◆ **WRITTEN TASK**:
Search the material below for the string "intensità" and extract each line that has it.

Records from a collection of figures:
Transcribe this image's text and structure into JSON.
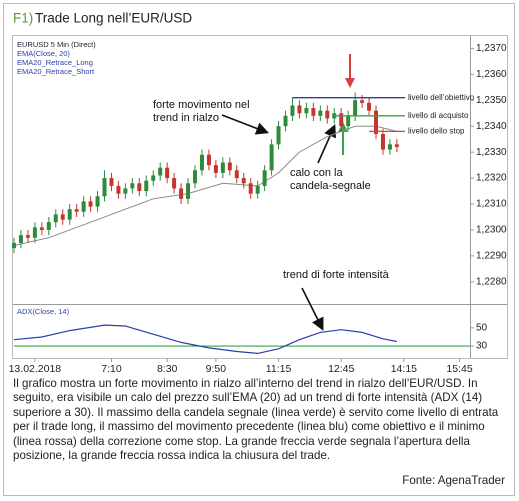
{
  "figure_label": "F1)",
  "chart_data": {
    "type": "candlestick",
    "title": "Trade Long nell’EUR/USD",
    "chart_label": "EURUSD 5 Min (Direct)",
    "indicator_labels": [
      "EMA20_Retrace_Long",
      "EMA20_Retrace_Short"
    ],
    "up_color": "#2e8b3a",
    "down_color": "#c4362c",
    "open": [
      1.2293,
      1.2295,
      1.2298,
      1.2297,
      1.2301,
      1.23,
      1.2303,
      1.2306,
      1.2304,
      1.2308,
      1.2307,
      1.2311,
      1.2309,
      1.2313,
      1.232,
      1.2317,
      1.2314,
      1.2316,
      1.2318,
      1.2315,
      1.2319,
      1.2321,
      1.2324,
      1.232,
      1.2316,
      1.2312,
      1.2318,
      1.2323,
      1.2329,
      1.2325,
      1.2322,
      1.2326,
      1.2323,
      1.232,
      1.2318,
      1.2314,
      1.2317,
      1.2323,
      1.2333,
      1.234,
      1.2344,
      1.2348,
      1.2345,
      1.2347,
      1.2344,
      1.2346,
      1.2343,
      1.2345,
      1.234,
      1.2344,
      1.235,
      1.2349,
      1.2346,
      1.2337,
      1.2331,
      1.2333
    ],
    "high": [
      1.2297,
      1.23,
      1.23,
      1.2303,
      1.2303,
      1.2305,
      1.2308,
      1.2308,
      1.231,
      1.231,
      1.2313,
      1.2313,
      1.2315,
      1.2323,
      1.2322,
      1.2319,
      1.2318,
      1.232,
      1.232,
      1.2321,
      1.2323,
      1.2326,
      1.2326,
      1.2322,
      1.2318,
      1.232,
      1.2325,
      1.2331,
      1.2331,
      1.2327,
      1.2328,
      1.2328,
      1.2325,
      1.2322,
      1.232,
      1.2319,
      1.2325,
      1.2335,
      1.2342,
      1.2346,
      1.2351,
      1.235,
      1.2349,
      1.2349,
      1.2348,
      1.2348,
      1.2347,
      1.2347,
      1.2346,
      1.2353,
      1.2352,
      1.2351,
      1.2348,
      1.2339,
      1.2335,
      1.2335
    ],
    "low": [
      1.2291,
      1.2293,
      1.2295,
      1.2295,
      1.2298,
      1.2298,
      1.2301,
      1.2302,
      1.2302,
      1.2305,
      1.2305,
      1.2307,
      1.2307,
      1.2311,
      1.2315,
      1.2312,
      1.2312,
      1.2314,
      1.2313,
      1.2313,
      1.2317,
      1.2319,
      1.2318,
      1.2314,
      1.231,
      1.231,
      1.2316,
      1.2321,
      1.2323,
      1.232,
      1.232,
      1.2321,
      1.2318,
      1.2316,
      1.2312,
      1.2312,
      1.2315,
      1.2321,
      1.2331,
      1.2338,
      1.2342,
      1.2343,
      1.2343,
      1.2342,
      1.2342,
      1.2341,
      1.2341,
      1.2338,
      1.2338,
      1.2342,
      1.2347,
      1.2344,
      1.2335,
      1.2329,
      1.2329,
      1.233
    ],
    "close": [
      1.2295,
      1.2298,
      1.2297,
      1.2301,
      1.23,
      1.2303,
      1.2306,
      1.2304,
      1.2308,
      1.2307,
      1.2311,
      1.2309,
      1.2313,
      1.232,
      1.2317,
      1.2314,
      1.2316,
      1.2318,
      1.2315,
      1.2319,
      1.2321,
      1.2324,
      1.232,
      1.2316,
      1.2312,
      1.2318,
      1.2323,
      1.2329,
      1.2325,
      1.2322,
      1.2326,
      1.2323,
      1.232,
      1.2318,
      1.2314,
      1.2317,
      1.2323,
      1.2333,
      1.234,
      1.2344,
      1.2348,
      1.2345,
      1.2347,
      1.2344,
      1.2346,
      1.2343,
      1.2345,
      1.234,
      1.2344,
      1.235,
      1.2349,
      1.2346,
      1.2337,
      1.2331,
      1.2333,
      1.2332
    ],
    "ema": {
      "name": "EMA(Close, 20)",
      "color": "#8a8a8a",
      "x": [
        0,
        5,
        10,
        15,
        20,
        25,
        30,
        35,
        38,
        41,
        45,
        49,
        52,
        55
      ],
      "values": [
        1.2294,
        1.2297,
        1.2302,
        1.2307,
        1.2312,
        1.2314,
        1.2318,
        1.2317,
        1.2322,
        1.233,
        1.2336,
        1.234,
        1.234,
        1.2338
      ]
    },
    "levels": [
      {
        "label": "livello dell’obiettivo",
        "value": 1.2351,
        "color": "#2b3fa8"
      },
      {
        "label": "livello di acquisto",
        "value": 1.2344,
        "color": "#3aa34a"
      },
      {
        "label": "livello dello stop",
        "value": 1.2338,
        "color": "#d9413a"
      }
    ],
    "annotations": [
      "forte movimento nel",
      "trend in rialzo",
      "calo con la",
      "candela-segnale",
      "trend di forte intensità"
    ],
    "ylim": [
      1.2273,
      1.2374
    ],
    "yticks": [
      {
        "value": 1.237,
        "label": "1,2370"
      },
      {
        "value": 1.236,
        "label": "1,2360"
      },
      {
        "value": 1.235,
        "label": "1,2350"
      },
      {
        "value": 1.234,
        "label": "1,2340"
      },
      {
        "value": 1.233,
        "label": "1,2330"
      },
      {
        "value": 1.232,
        "label": "1,2320"
      },
      {
        "value": 1.231,
        "label": "1,2310"
      },
      {
        "value": 1.23,
        "label": "1,2300"
      },
      {
        "value": 1.229,
        "label": "1,2290"
      },
      {
        "value": 1.228,
        "label": "1,2280"
      }
    ],
    "xlim": [
      0,
      65.5
    ],
    "xticks": [
      {
        "value": 3,
        "label": "13.02.2018"
      },
      {
        "value": 14,
        "label": "7:10"
      },
      {
        "value": 22,
        "label": "8:30"
      },
      {
        "value": 29,
        "label": "9:50"
      },
      {
        "value": 38,
        "label": "11:15"
      },
      {
        "value": 47,
        "label": "12:45"
      },
      {
        "value": 56,
        "label": "14:15"
      },
      {
        "value": 64,
        "label": "15:45"
      }
    ],
    "adx": {
      "name": "ADX(Close, 14)",
      "color": "#2b3fa8",
      "x": [
        0,
        4,
        8,
        13,
        16,
        20,
        24,
        28,
        32,
        35,
        38,
        41,
        44,
        47,
        50,
        53,
        55
      ],
      "values": [
        37,
        40,
        47,
        53,
        52,
        43,
        34,
        28,
        24,
        22,
        27,
        37,
        45,
        48,
        45,
        38,
        35
      ],
      "ylim": [
        18,
        74
      ],
      "yticks": [
        50,
        30
      ],
      "threshold": 30,
      "threshold_color": "#3aa34a"
    }
  },
  "caption": "Il grafico mostra un forte movimento in rialzo all’interno del trend in rialzo dell’EUR/USD. In seguito, era visibile un calo del prezzo sull’EMA (20) ad un trend di forte intensità (ADX (14) superiore a 30). Il massimo della candela segnale (linea verde) è servito come livello di entrata per il trade long, il massimo del movimento precedente (linea blu) come obiettivo e il minimo (linea rossa) della correzione come stop. La grande freccia verde segnala l’apertura della posizione, la grande freccia rossa indica la chiusura del trade.",
  "source": "Fonte: AgenaTrader"
}
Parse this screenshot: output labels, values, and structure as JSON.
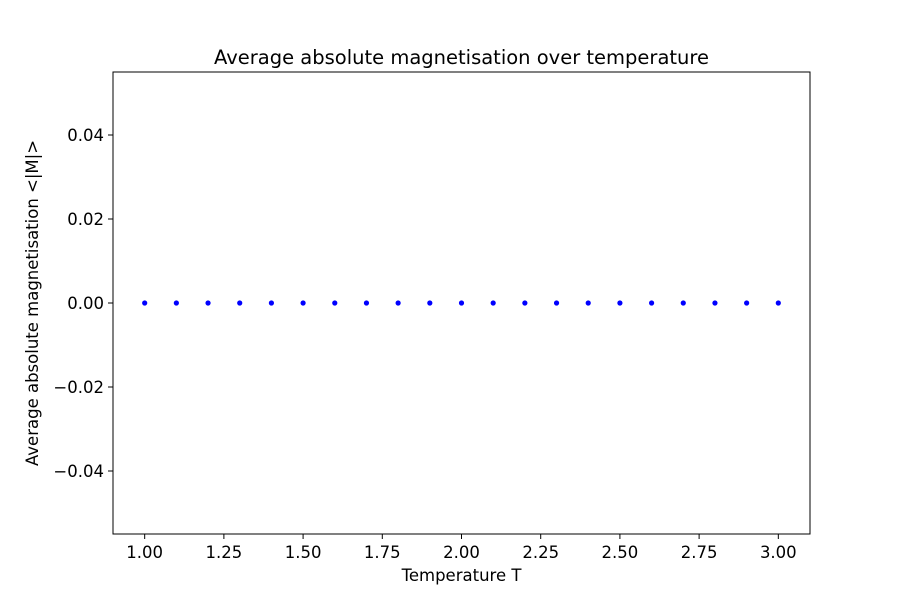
{
  "chart_data": {
    "type": "scatter",
    "title": "Average absolute magnetisation over temperature",
    "xlabel": "Temperature T",
    "ylabel": "Average absolute magnetisation <|M|>",
    "xlim": [
      0.9,
      3.1
    ],
    "ylim": [
      -0.055,
      0.055
    ],
    "xticks": [
      1.0,
      1.25,
      1.5,
      1.75,
      2.0,
      2.25,
      2.5,
      2.75,
      3.0
    ],
    "xtick_labels": [
      "1.00",
      "1.25",
      "1.50",
      "1.75",
      "2.00",
      "2.25",
      "2.50",
      "2.75",
      "3.00"
    ],
    "yticks": [
      -0.04,
      -0.02,
      0.0,
      0.02,
      0.04
    ],
    "ytick_labels": [
      "−0.04",
      "−0.02",
      "0.00",
      "0.02",
      "0.04"
    ],
    "grid": false,
    "legend": "none",
    "series": [
      {
        "color": "#0000ff",
        "marker": "circle",
        "x": [
          1.0,
          1.1,
          1.2,
          1.3,
          1.4,
          1.5,
          1.6,
          1.7,
          1.8,
          1.9,
          2.0,
          2.1,
          2.2,
          2.3,
          2.4,
          2.5,
          2.6,
          2.7,
          2.8,
          2.9,
          3.0
        ],
        "y": [
          0.0,
          0.0,
          0.0,
          0.0,
          0.0,
          0.0,
          0.0,
          0.0,
          0.0,
          0.0,
          0.0,
          0.0,
          0.0,
          0.0,
          0.0,
          0.0,
          0.0,
          0.0,
          0.0,
          0.0,
          0.0
        ]
      }
    ]
  }
}
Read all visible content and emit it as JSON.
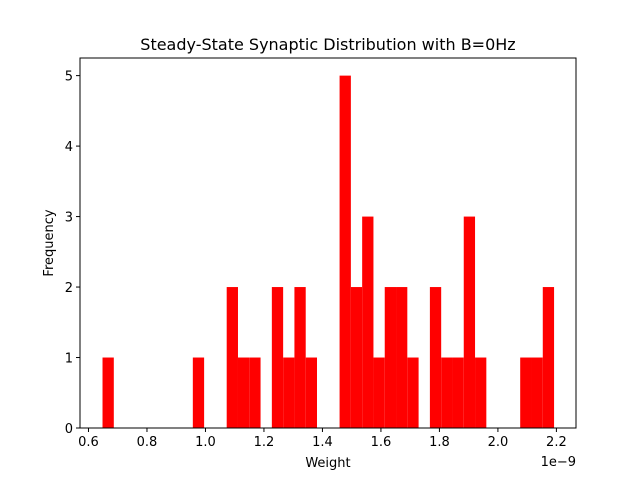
{
  "chart_data": {
    "type": "histogram",
    "title": "Steady-State Synaptic Distribution with B=0Hz",
    "x_label": "Weight",
    "y_label": "Frequency",
    "x_offset_label": "1e−9",
    "bins": [
      0.648,
      0.6866,
      0.7252,
      0.7638,
      0.8024,
      0.841,
      0.8796,
      0.9182,
      0.9568,
      0.9954,
      1.034,
      1.0726,
      1.1112,
      1.1498,
      1.1884,
      1.227,
      1.2656,
      1.3042,
      1.3428,
      1.3814,
      1.42,
      1.4586,
      1.4972,
      1.5358,
      1.5744,
      1.613,
      1.6516,
      1.6902,
      1.7288,
      1.7674,
      1.806,
      1.8446,
      1.8832,
      1.9218,
      1.9604,
      1.999,
      2.0376,
      2.0762,
      2.1148,
      2.1534,
      2.192
    ],
    "values": [
      1,
      0,
      0,
      0,
      0,
      0,
      0,
      0,
      1,
      0,
      0,
      2,
      1,
      1,
      0,
      2,
      1,
      2,
      1,
      0,
      0,
      5,
      2,
      3,
      1,
      2,
      2,
      1,
      0,
      2,
      1,
      1,
      3,
      1,
      0,
      0,
      0,
      1,
      1,
      2
    ],
    "color": "#ff0000",
    "xlim": [
      0.571,
      2.267
    ],
    "xticks": [
      0.6,
      0.8,
      {
        "value": 1.0,
        "label": "1.0"
      },
      1.2,
      1.4,
      1.6,
      1.8,
      {
        "value": 2.0,
        "label": "2.0"
      },
      2.2
    ],
    "ylim": [
      0,
      5.25
    ],
    "yticks": [
      0,
      1,
      2,
      3,
      4,
      5
    ]
  }
}
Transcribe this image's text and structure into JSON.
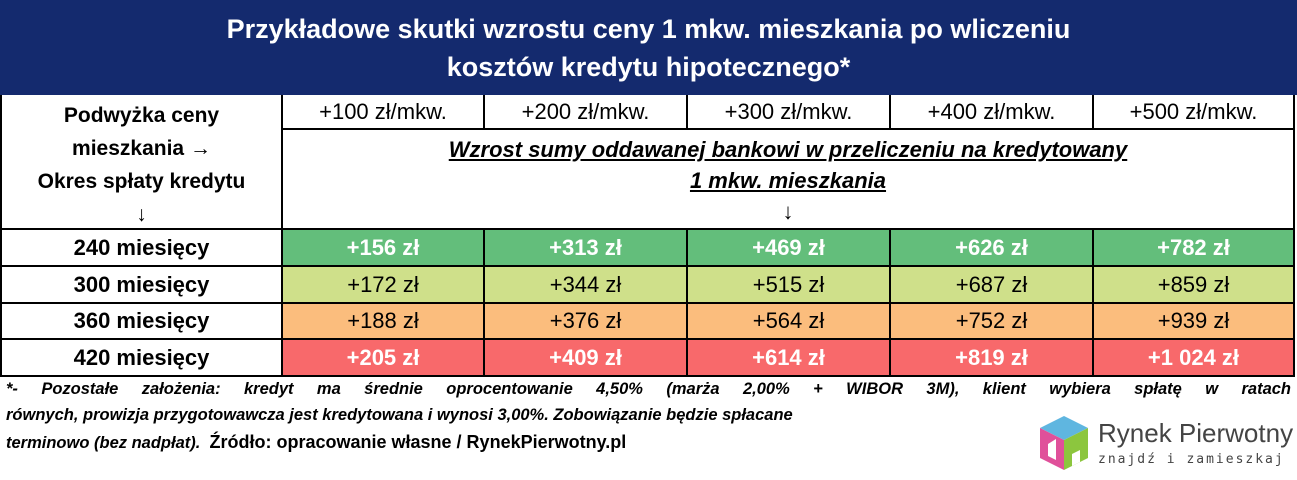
{
  "header": {
    "title_lines": [
      "Przykładowe skutki wzrostu ceny 1 mkw. mieszkania po wliczeniu",
      "kosztów kredytu hipotecznego*"
    ]
  },
  "table": {
    "corner_lines": [
      "Podwyżka ceny",
      "mieszkania →",
      "Okres spłaty kredytu",
      "↓"
    ],
    "columns": [
      "+100 zł/mkw.",
      "+200 zł/mkw.",
      "+300 zł/mkw.",
      "+400 zł/mkw.",
      "+500 zł/mkw."
    ],
    "subheader_lines": [
      "Wzrost sumy oddawanej bankowi w przeliczeniu na kredytowany",
      "1 mkw. mieszkania",
      "↓"
    ],
    "rows": [
      {
        "label": "240 miesięcy",
        "cells": [
          "+156 zł",
          "+313 zł",
          "+469 zł",
          "+626 zł",
          "+782 zł"
        ],
        "color": "#63be7b",
        "style": "bold-white"
      },
      {
        "label": "300 miesięcy",
        "cells": [
          "+172 zł",
          "+344 zł",
          "+515 zł",
          "+687 zł",
          "+859 zł"
        ],
        "color": "#cfe08a",
        "style": "normal"
      },
      {
        "label": "360 miesięcy",
        "cells": [
          "+188 zł",
          "+376 zł",
          "+564 zł",
          "+752 zł",
          "+939 zł"
        ],
        "color": "#fbbd7d",
        "style": "normal"
      },
      {
        "label": "420 miesięcy",
        "cells": [
          "+205 zł",
          "+409 zł",
          "+614 zł",
          "+819 zł",
          "+1 024 zł"
        ],
        "color": "#f8696b",
        "style": "bold-white"
      }
    ]
  },
  "footnote": {
    "lines": [
      "*- Pozostałe założenia: kredyt ma średnie oprocentowanie 4,50% (marża 2,00% + WIBOR 3M), klient wybiera spłatę w ratach",
      "równych, prowizja przygotowawcza jest kredytowana i wynosi 3,00%. Zobowiązanie będzie spłacane",
      "terminowo (bez nadpłat)."
    ],
    "source": "Źródło: opracowanie własne / RynekPierwotny.pl"
  },
  "logo": {
    "name": "Rynek Pierwotny",
    "tagline": "znajdź i zamieszkaj"
  }
}
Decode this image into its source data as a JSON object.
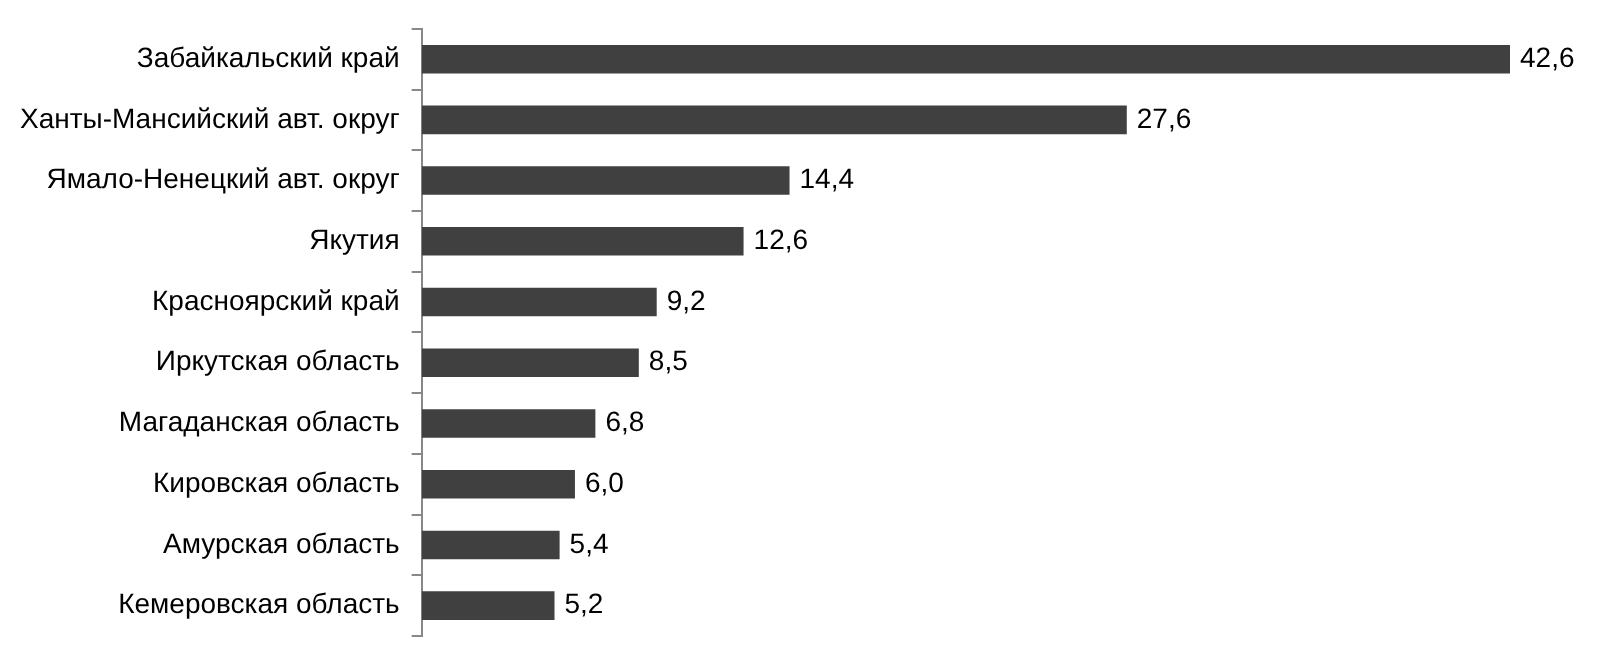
{
  "chart_data": {
    "type": "bar",
    "orientation": "horizontal",
    "categories": [
      "Забайкальский край",
      "Ханты-Мансийский авт. округ",
      "Ямало-Ненецкий авт. округ",
      "Якутия",
      "Красноярский край",
      "Иркутская область",
      "Магаданская область",
      "Кировская область",
      "Амурская область",
      "Кемеровская область"
    ],
    "values": [
      42.6,
      27.6,
      14.4,
      12.6,
      9.2,
      8.5,
      6.8,
      6.0,
      5.4,
      5.2
    ],
    "value_labels": [
      "42,6",
      "27,6",
      "14,4",
      "12,6",
      "9,2",
      "8,5",
      "6,8",
      "6,0",
      "5,4",
      "5,2"
    ],
    "color": "#404040",
    "grid": false,
    "legend": false
  }
}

◆ **SOLUTION FOR THIS TASK**:
      "trend di forte intensità"
  "caption": "Il grafico mostra un forte movimento in rialzo all’interno del trend in rialzo dell’EUR/USD. In seguito, era visibile un calo del prezzo sull’EMA (20) ad un trend di forte intensità (ADX (14) superiore a 30). Il massimo della candela segnale (linea verde) è servito come livello di entrata per il trade long, il massimo del movimento precedente (linea blu) come obiettivo e il minimo (linea rossa) della correzione come stop. La grande freccia verde segnala l’apertura della posizione, la grande freccia rossa indica la chiusura del trade.",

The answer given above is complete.